### Problem to solve
Every entry needs to be reproduced exactly.

### Entries provided
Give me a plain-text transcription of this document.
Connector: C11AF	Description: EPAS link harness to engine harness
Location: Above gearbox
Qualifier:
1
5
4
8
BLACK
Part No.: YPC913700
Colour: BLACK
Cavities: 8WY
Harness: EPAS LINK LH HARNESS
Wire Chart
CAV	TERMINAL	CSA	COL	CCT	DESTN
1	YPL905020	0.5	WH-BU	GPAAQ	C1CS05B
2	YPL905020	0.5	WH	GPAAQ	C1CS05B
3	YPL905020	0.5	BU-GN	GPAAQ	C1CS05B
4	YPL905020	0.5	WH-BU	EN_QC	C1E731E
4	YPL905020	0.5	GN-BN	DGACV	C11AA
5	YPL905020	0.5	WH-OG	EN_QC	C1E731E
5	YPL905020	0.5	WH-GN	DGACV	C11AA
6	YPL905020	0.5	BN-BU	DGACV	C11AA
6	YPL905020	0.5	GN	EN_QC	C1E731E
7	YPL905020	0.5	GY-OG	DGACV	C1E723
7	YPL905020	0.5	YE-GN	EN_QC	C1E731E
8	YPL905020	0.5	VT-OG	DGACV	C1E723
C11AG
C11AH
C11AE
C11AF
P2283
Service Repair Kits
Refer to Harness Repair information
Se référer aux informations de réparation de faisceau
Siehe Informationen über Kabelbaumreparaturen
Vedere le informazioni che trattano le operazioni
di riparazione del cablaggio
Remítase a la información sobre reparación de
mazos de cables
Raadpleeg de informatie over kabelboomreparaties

### The output
Give me a plain-text transcription of this document.
Connector: C11AF	Description: EPAS link harness to engine harness
Location: Above gearbox
Qualifier:
1
5
4
8
BLACK
Part No.: YPC913700
Colour: BLACK
Cavities: 8WY
Harness: EPAS LINK LH HARNESS
Wire Chart
CAV	TERMINAL	CSA	COL	CCT	DESTN
1	YPL905020	0.5	WH-BU	GPAAQ	C1CS05B
2	YPL905020	0.5	WH	GPAAQ	C1CS05B
3	YPL905020	0.5	BU-GN	GPAAQ	C1CS05B
4	YPL905020	0.5	WH-BU	EN_QC	C1E731E
4	YPL905020	0.5	GN-BN	DGACV	C11AA
5	YPL905020	0.5	WH-OG	EN_QC	C1E731E
5	YPL905020	0.5	WH-GN	DGACV	C11AA
6	YPL905020	0.5	BN-BU	DGACV	C11AA
6	YPL905020	0.5	GN	EN_QC	C1E731E
7	YPL905020	0.5	GY-OG	DGACV	C1E723
7	YPL905020	0.5	YE-GN	EN_QC	C1E731E
8	YPL905020	0.5	VT-OG	DGACV	C1E723
C11AG
C11AH
C11AE
C11AF
P2283
Service Repair Kits
Refer to Harness Repair information
Se référer aux informations de réparation de faisceau
Siehe Informationen über Kabelbaumreparaturen
Vedere le informazioni che trattano le operazioni
di riparazione del cablaggio
Remítase a la información sobre reparación de
mazos de cables
Raadpleeg de informatie over kabelboomreparaties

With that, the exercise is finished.